▸ Instructions for the task:
Translate this sentence from the reading passage on Lynn into Spanish: "The year 1636 saw the coming of Samuel Whiting, who settled in Lynn and was minister here until his death in 1679, at the age of eighty-two."

▸ Reading passage:
---*---
The town is a storehouse to the student of geology. Space does not permit telling about it. The lecture by Professor Agassiz is a part of the story. Some of the rocks are old, belonging to the earliest formations, and some have come from far away, moved here by glacial action.


Then there are sea gardens in all the nooks of the shores, with weeds, mosses and curious sea creatures. These things are commonly overlooked, but are present to delight the soul and reward the efforts of the seeker after knowledge and beauty.


CHAPTER XV


CHURCHES


THE early people of Lynn were a religious and church- going group. This is not redundancy, for today one may be either religious or church-going, and not the other. Escaping more or less religious oppression by their removal to America, settlers everywhere seem to have been rather strict themselves.


The first minister in Lynn seems to have been Stephen Batchellor, who came in 1632 and was driven out in 1636 for serious irregularities in conduct. Before 1632 doubtless there were laymen's services with prayers, readings, singing and amateur preaching. The year 1636 saw the coming of Samuel Whiting, who settled in Lynn and was minister here until his death in 1679, at the age of eighty-two. He was a very much loved and respected pastor. In 1637 this settlement took the name of Lynn, or "Linn" as the records have it, and this is said to have been a compliment to Whiting, who came from the town of the same name in Norfolk County, England. He was called "Father of Lynn" and the "Angel of Lynn" by enthusiastic admirers, and he certainly led his flock well and deserved the admiration he received. His second wife, who came with him to America, was a cousin of Oliver Cromwell. A simple shaft marks his grave in the "Old Burying Grounds" in West Lynn.
---*---
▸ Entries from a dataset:
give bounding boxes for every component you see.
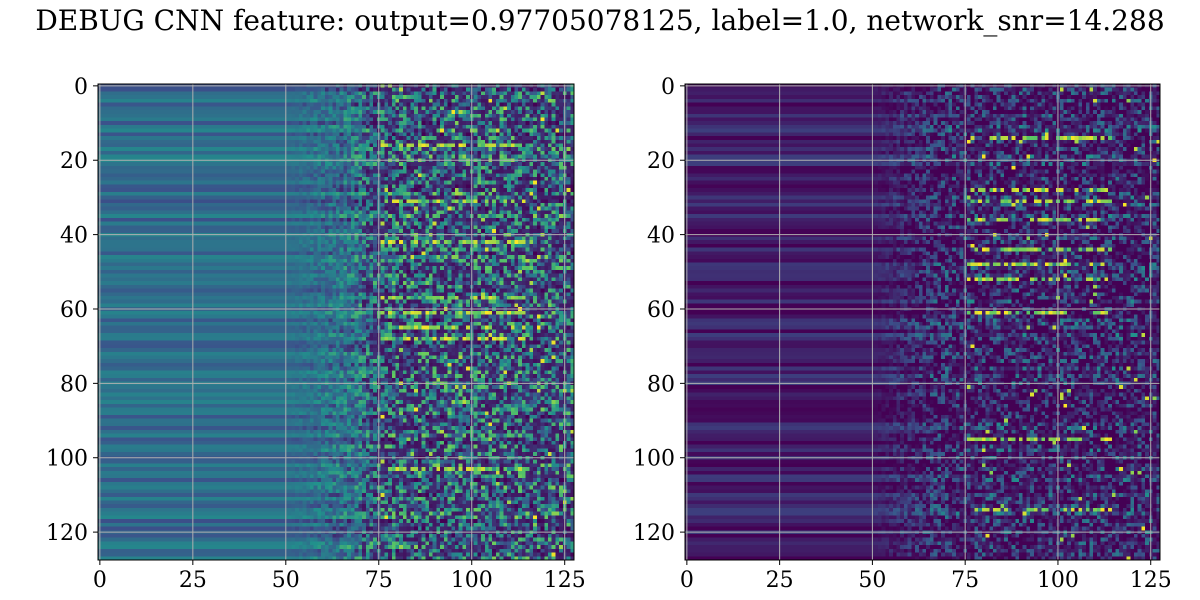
y-tick-label: 60 — [647, 298, 675, 323]
x-tick-label: 75 — [951, 568, 979, 593]
x-tick-label: 50 — [272, 568, 300, 593]
heatmap-panel-left: 0 25 50 75 100 125 0 20 40 60 80 100 120 — [46, 75, 586, 593]
figure-title: DEBUG CNN feature: output=0.97705078125,… — [35, 4, 1165, 37]
x-tick-label: 0 — [680, 568, 694, 593]
y-tick-label: 0 — [661, 75, 675, 100]
y-tick-label: 120 — [633, 521, 675, 546]
y-tick-label: 60 — [60, 298, 88, 323]
x-tick-label: 50 — [858, 568, 886, 593]
x-tick-label: 100 — [451, 568, 493, 593]
heatmap-panel-right: 0 25 50 75 100 125 0 20 40 60 80 100 120 — [633, 75, 1172, 593]
x-tick-label: 125 — [1130, 568, 1172, 593]
x-tick-label: 75 — [365, 568, 393, 593]
heatmap-image — [98, 84, 574, 560]
x-tick-label: 25 — [179, 568, 207, 593]
y-tick-label: 20 — [647, 149, 675, 174]
y-tick-label: 20 — [60, 149, 88, 174]
x-tick-label: 0 — [93, 568, 107, 593]
y-tick-label: 80 — [60, 372, 88, 397]
y-tick-label: 80 — [647, 372, 675, 397]
heatmap-image — [685, 84, 1160, 560]
y-tick-label: 0 — [74, 75, 88, 100]
axes-frame — [97, 83, 575, 561]
y-tick-label: 100 — [633, 447, 675, 472]
x-tick-label: 25 — [766, 568, 794, 593]
x-tick-label: 100 — [1037, 568, 1079, 593]
y-tick-label: 40 — [647, 224, 675, 249]
axes-frame — [684, 83, 1161, 561]
y-tick-label: 120 — [46, 521, 88, 546]
y-tick-label: 40 — [60, 224, 88, 249]
y-tick-label: 100 — [46, 447, 88, 472]
x-tick-label: 125 — [544, 568, 586, 593]
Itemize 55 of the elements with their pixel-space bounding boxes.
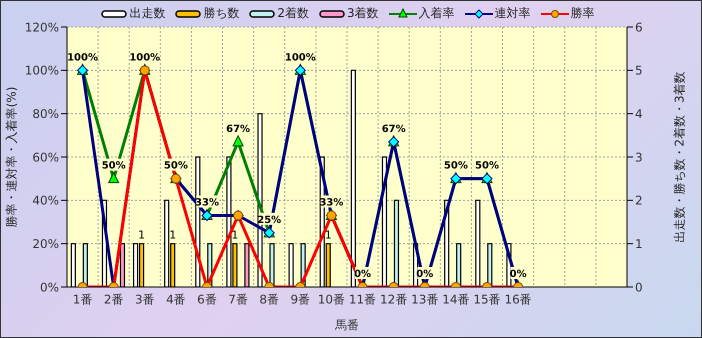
- y-tick-label: 60%: [32, 150, 59, 164]
- data-label: 0%: [510, 269, 527, 280]
- y2-tick-label: 4: [635, 106, 643, 121]
- x-tick-label: 6番: [197, 292, 217, 307]
- data-label: 1: [231, 228, 238, 242]
- y2-tick-label: 2: [635, 194, 643, 208]
- y2-tick-label: 6: [635, 20, 643, 34]
- data-label: 0%: [354, 269, 372, 280]
- x-tick-label: 2番: [104, 292, 124, 307]
- y2-tick-label: 3: [635, 150, 643, 164]
- y-tick-label: 100%: [24, 64, 59, 78]
- x-tick-label: 4番: [166, 292, 186, 307]
- y-tick-label: 80%: [32, 106, 59, 121]
- y2-tick-label: 0: [635, 280, 643, 294]
- x-tick-label: 10番: [318, 292, 346, 307]
- data-label: 1: [138, 228, 146, 242]
- data-label: 33%: [319, 198, 344, 208]
- y-tick-label: 0%: [40, 280, 59, 294]
- x-tick-label: 15番: [473, 292, 501, 307]
- x-tick-label: 13番: [411, 292, 438, 307]
- legend-label: 出走数: [129, 5, 166, 22]
- data-label: 67%: [382, 124, 406, 135]
- x-tick-label: 7番: [228, 292, 248, 307]
- x-tick-label: 16番: [504, 292, 532, 307]
- x-tick-label: 8番: [259, 292, 280, 307]
- data-label: 1: [324, 228, 332, 242]
- x-tick-label: 1番: [72, 292, 92, 307]
- x-tick-label: 12番: [380, 292, 408, 307]
- legend-label: 3着数: [347, 5, 379, 22]
- data-label: 67%: [226, 124, 250, 135]
- y-tick-label: 120%: [24, 20, 59, 34]
- data-label: 100%: [129, 52, 160, 64]
- x-tick-label: 14番: [442, 292, 470, 307]
- y-axis-title: 勝率・連対率・入着率(%): [4, 86, 18, 228]
- legend-label: 入着率: [418, 5, 455, 22]
- legend-label: 連対率: [494, 5, 531, 22]
- legend-label: 2着数: [277, 5, 309, 22]
- y-tick-label: 40%: [32, 194, 59, 208]
- data-label: 50%: [164, 160, 188, 172]
- legend-label: 勝ち数: [203, 5, 240, 22]
- legend-label: 勝率: [570, 5, 595, 22]
- data-label: 100%: [67, 52, 98, 64]
- y2-axis-title: 出走数・勝ち数・2着数・3着数: [672, 71, 686, 243]
- data-label: 100%: [284, 52, 316, 64]
- y-tick-label: 20%: [32, 236, 59, 251]
- y2-tick-label: 1: [635, 236, 643, 251]
- y2-tick-label: 5: [635, 64, 643, 78]
- data-label: 50%: [444, 160, 468, 172]
- x-tick-label: 3番: [134, 292, 155, 307]
- data-label: 50%: [102, 160, 126, 172]
- x-tick-label: 9番: [290, 292, 310, 307]
- data-label: 50%: [475, 160, 499, 172]
- x-tick-label: 11番: [348, 292, 376, 307]
- x-axis-title: 馬番: [334, 318, 359, 332]
- data-label: 1: [169, 228, 176, 242]
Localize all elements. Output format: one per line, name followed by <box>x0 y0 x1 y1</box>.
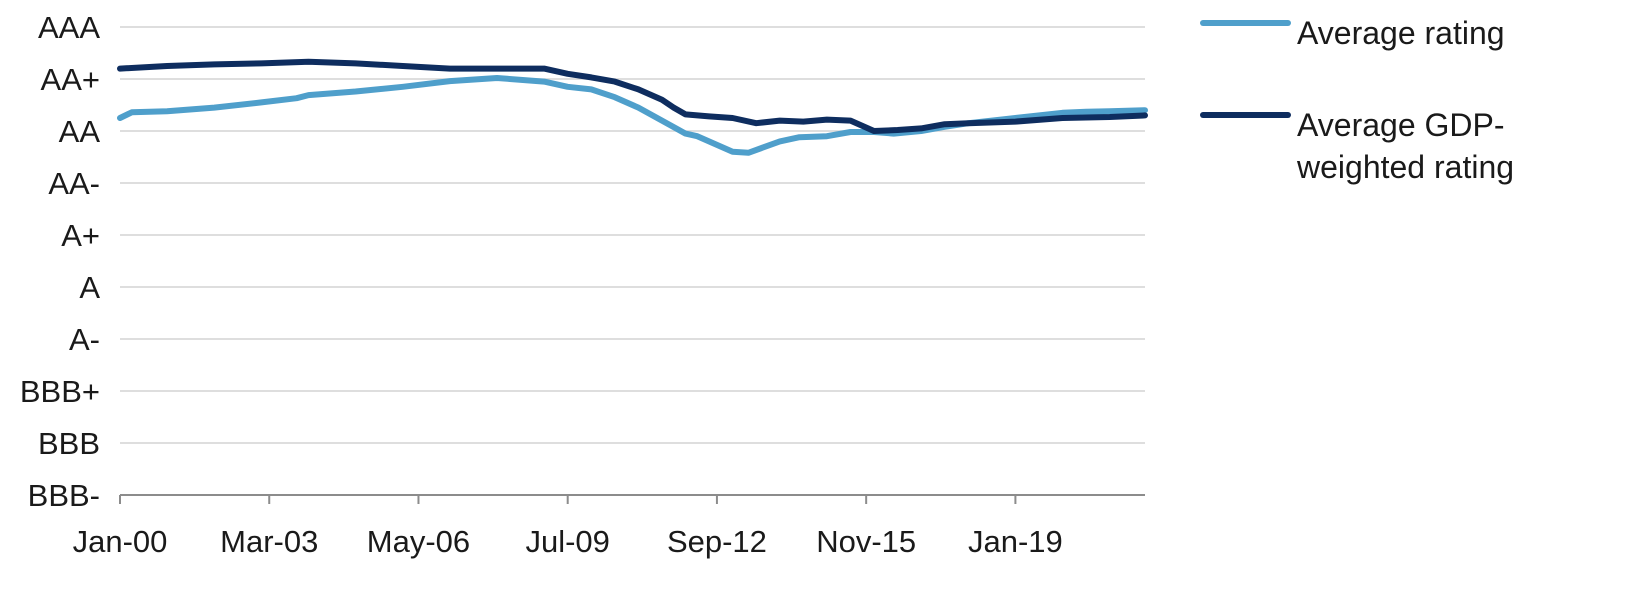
x-tick-label: Jan-00 <box>73 524 168 559</box>
y-tick-label: BBB- <box>28 478 100 513</box>
series-lines <box>117 58 1148 156</box>
legend: Average rating Average GDP-weighted ratin… <box>1200 15 1514 185</box>
legend-label-1: Average GDP-weighted rating <box>1296 107 1514 185</box>
y-tick-label: A- <box>69 322 100 357</box>
x-tick-label: Jan-19 <box>968 524 1063 559</box>
y-tick-label: AA- <box>48 166 100 201</box>
legend-label-0: Average rating <box>1297 15 1505 51</box>
x-tick-label: Nov-15 <box>816 524 916 559</box>
x-axis: Jan-00 Mar-03 May-06 Jul-09 Sep-12 Nov-15 Jan-… <box>73 494 1145 559</box>
y-tick-label: BBB <box>38 426 100 461</box>
y-tick-label: A <box>79 270 100 305</box>
series-line-1 <box>117 58 1148 134</box>
y-tick-label: BBB+ <box>20 374 100 409</box>
x-tick-label: Jul-09 <box>525 524 609 559</box>
y-tick-label: AA <box>59 114 101 149</box>
x-tick-label: May-06 <box>367 524 470 559</box>
y-tick-label: A+ <box>61 218 100 253</box>
gridlines <box>120 26 1145 444</box>
x-tick-label: Mar-03 <box>220 524 318 559</box>
y-tick-label: AA+ <box>41 62 100 97</box>
y-tick-label: AAA <box>38 10 100 45</box>
x-tick-label: Sep-12 <box>667 524 767 559</box>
---*---
▸ Answer to this task:
El año 1636 vio la llegada de Samuel Whiting, quien se estableció en Lynn y fue ministro aquí hasta su muerte en 1679, a la edad de ochenta y dos años.